ZIEL DER ÜBUNG:
Setzen Sie bitte den Text zum Zinsbeschluss der EZB im Anschluss an seinen letzten Satz fort.

VORLIEGENDER TEXTAUSZUG:

——

Das Ziel: die aktuell galoppierende Inflation bekämpfen. Dieser Beschluss basiere auf der aktualisierten Beurteilung der Inflationsrisiken durch den EZB-Rat, teilt die Notenbank mit. "Der EZB-Rat gelangte zu der Einschätzung, dass im Zuge seiner Leitzinsnormalisierung ein größerer erster Schritt angemessen ist als auf seiner letzten Sitzung signalisiert", heißt es hierzu im Pressetext. Man peile an, die Inflation mittelfristig bei zwei Prozent zu stabilisieren. Im Juni lag die Inflation im Euroraum bei 8,6 Prozent.

——

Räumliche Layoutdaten
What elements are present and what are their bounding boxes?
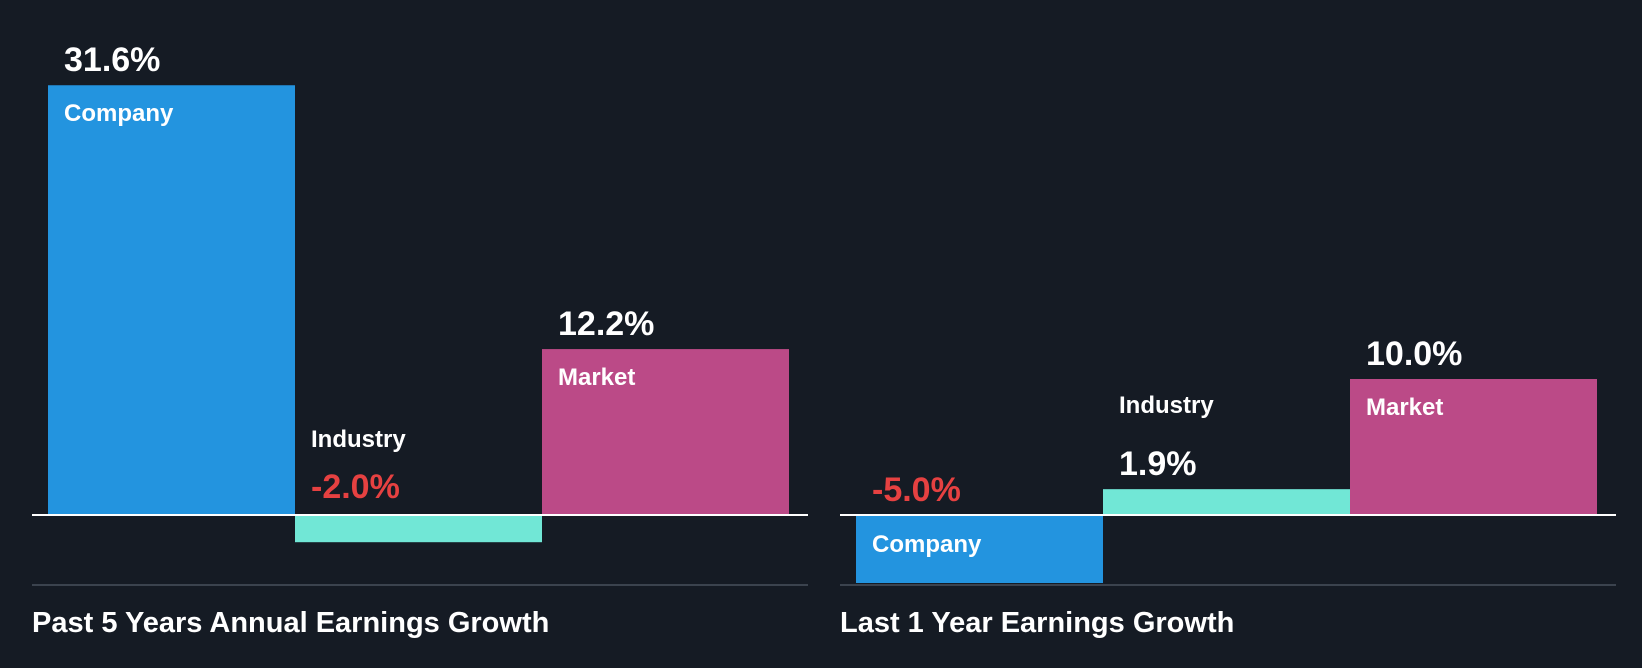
last-1-year-industry-bar — [1103, 489, 1350, 515]
last-1-year-chart: Company -5.0% Industry 1.9% Market 10.0% — [840, 335, 1616, 583]
past-5-years-separator — [32, 584, 808, 586]
past-5-years-panel: Company 31.6% Industry -2.0% Market 12.2% Pas… — [32, 0, 808, 668]
past-5-years-market-value-label: 12.2% — [558, 305, 654, 343]
past-5-years-company-value-label: 31.6% — [64, 41, 160, 79]
last-1-year-market-label: Market — [1366, 394, 1443, 421]
last-1-year-company-label: Company — [872, 531, 982, 558]
last-1-year-company-value-label: -5.0% — [872, 471, 961, 509]
last-1-year-title: Last 1 Year Earnings Growth — [840, 607, 1235, 639]
past-5-years-chart: Company 31.6% Industry -2.0% Market 12.2% — [32, 41, 808, 543]
last-1-year-market-value-label: 10.0% — [1366, 335, 1462, 373]
last-1-year-market-bar — [1350, 379, 1597, 515]
last-1-year-industry-value-label: 1.9% — [1119, 445, 1197, 483]
last-1-year-industry-label: Industry — [1119, 392, 1214, 419]
past-5-years-industry-value-label: -2.0% — [311, 468, 400, 506]
past-5-years-company-bar — [48, 85, 295, 516]
last-1-year-company-bar — [856, 515, 1103, 583]
past-5-years-title: Past 5 Years Annual Earnings Growth — [32, 607, 550, 639]
last-1-year-panel: Company -5.0% Industry 1.9% Market 10.0% Last… — [840, 0, 1616, 668]
past-5-years-industry-label: Industry — [311, 426, 406, 453]
past-5-years-market-bar — [542, 349, 789, 515]
past-5-years-industry-bar — [295, 515, 542, 543]
past-5-years-company-label: Company — [64, 100, 174, 127]
past-5-years-market-label: Market — [558, 364, 635, 391]
last-1-year-separator — [840, 584, 1616, 586]
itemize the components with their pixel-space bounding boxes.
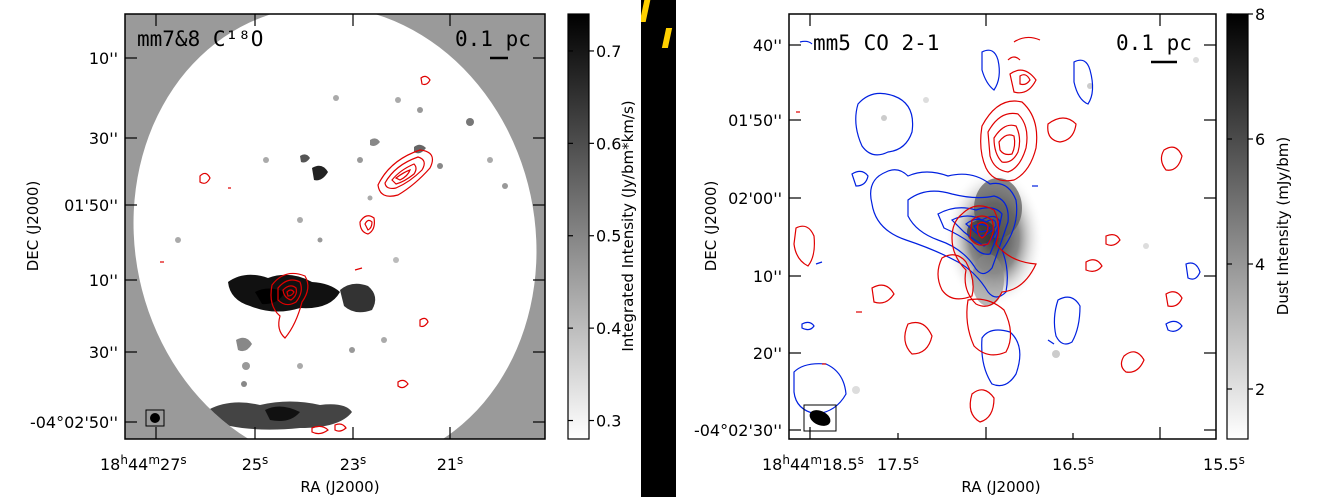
beam-ellipse: [809, 410, 831, 426]
left-axis-ticks: [125, 14, 545, 439]
panel-label: mm7&8 C¹⁸O: [137, 27, 263, 51]
colorbar: [567, 13, 590, 440]
colorbar: [1226, 13, 1249, 440]
co-red-contours: [793, 36, 1183, 423]
frame-dash: [661, 28, 673, 48]
co-map-svg: mm5 CO 2-1 0.1 pc 40'' 01'50'' 02'00'' 10''…: [694, 5, 1292, 496]
right-axis-ticks: [789, 14, 1216, 439]
x-axis-label: RA (J2000): [300, 478, 379, 496]
dust-emission: [852, 57, 1199, 394]
colorbar-label: Dust Intensity (mJy/bm): [1274, 137, 1292, 315]
y-tick-label: 10'': [89, 49, 118, 68]
y-tick-labels: 10'' 30'' 01'50'' 10'' 30'' -04°02'50'': [30, 49, 118, 432]
x-axis-label: RA (J2000): [961, 478, 1040, 496]
x-tick-label: 15.5s: [1203, 453, 1245, 474]
colorbar-tick-label: 0.3: [596, 412, 621, 431]
beam-box: [145, 409, 165, 427]
y-tick-label: 10'': [89, 271, 118, 290]
colorbar-tick-label: 0.7: [596, 42, 621, 61]
colorbar-tick-label: 2: [1255, 380, 1265, 399]
beam-box: [803, 404, 837, 432]
y-tick-label: 01'50'': [728, 111, 782, 130]
c18o-red-contours: [160, 75, 433, 435]
x-tick-label: 17.5s: [877, 453, 919, 474]
x-tick-labels: 18h44m18.5s 17.5s 16.5s 15.5s: [762, 453, 1245, 474]
frame-dash: [639, 0, 651, 22]
x-tick-label: 23s: [340, 453, 367, 474]
colorbar-tick-label: 0.6: [596, 134, 621, 153]
x-tick-label: 16.5s: [1052, 453, 1094, 474]
scale-label: 0.1 pc: [455, 27, 531, 51]
y-tick-label: -04°02'50'': [30, 413, 118, 432]
panel-label: mm5 CO 2-1: [813, 31, 939, 55]
y-tick-label: 30'': [89, 343, 118, 362]
x-tick-label: 18h44m27s: [100, 453, 187, 474]
y-tick-label: 02'00'': [728, 189, 782, 208]
c18o-map-svg: mm7&8 C¹⁸O 0.1 pc 10'' 30'' 01'50'' 10'' 30'…: [24, 13, 637, 496]
colorbar-tick-label: 6: [1255, 130, 1265, 149]
y-tick-label: 30'': [89, 129, 118, 148]
chart-panel-co: mm5 CO 2-1 0.1 pc 40'' 01'50'' 02'00'' 10''…: [676, 0, 1320, 497]
beam-ellipse: [150, 413, 160, 423]
colorbar-ticks: 0.7 0.6 0.5 0.4 0.3: [568, 42, 621, 431]
chart-panel-c18o: mm7&8 C¹⁸O 0.1 pc 10'' 30'' 01'50'' 10'' 30'…: [0, 0, 641, 497]
y-tick-label: 20'': [753, 344, 782, 363]
colorbar-label: Integrated Intensity (Jy/bm*km/s): [619, 100, 637, 351]
x-tick-labels: 18h44m27s 25s 23s 21s: [100, 453, 463, 474]
y-axis-label: DEC (J2000): [702, 181, 720, 272]
y-tick-label: 40'': [753, 36, 782, 55]
colorbar-ticks: 8 6 4 2: [1227, 5, 1265, 399]
y-tick-label: 01'50'': [64, 196, 118, 215]
y-tick-label: 10'': [753, 267, 782, 286]
observed-field: [133, 14, 537, 439]
colorbar-tick-label: 4: [1255, 255, 1265, 274]
x-tick-label: 25s: [242, 453, 269, 474]
y-axis-label: DEC (J2000): [24, 181, 42, 272]
colorbar-tick-label: 0.5: [596, 227, 621, 246]
x-tick-label: 21s: [437, 453, 464, 474]
colorbar-tick-label: 8: [1255, 5, 1265, 24]
y-tick-label: -04°02'30'': [694, 421, 782, 440]
x-tick-label: 18h44m18.5s: [762, 453, 864, 474]
colorbar-tick-label: 0.4: [596, 319, 621, 338]
scale-label: 0.1 pc: [1116, 31, 1192, 55]
y-tick-labels: 40'' 01'50'' 02'00'' 10'' 20'' -04°02'30'': [694, 36, 782, 440]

——

ANTWORT ZUR AUFGABE:
Eine Anhebung der Zinsen wirkt indirekt auf die Inflation. Für Banken, Unternehmen und Privatpersonen verteuern sich dadurch Kredite: und so bremst der Leitzins zunächst die Nachfrage. Aufgrund dessen sollen auch die Preise sinken. Für viele Kundinnen und Kunden dürfte es aber zunächst teurer werden. Zum Beispiel sind die Bauzinsen in den letzten Monaten enorm angestiegen und haben sich seit Jahresbeginn fast vervierfacht. Wer eine Immobilie finanzieren will, muss folglich deutlich mehr Geld in die Hand nehmen. Die Erhöhung des Leitzinses dürfte den Bauzins weiter nach oben treiben.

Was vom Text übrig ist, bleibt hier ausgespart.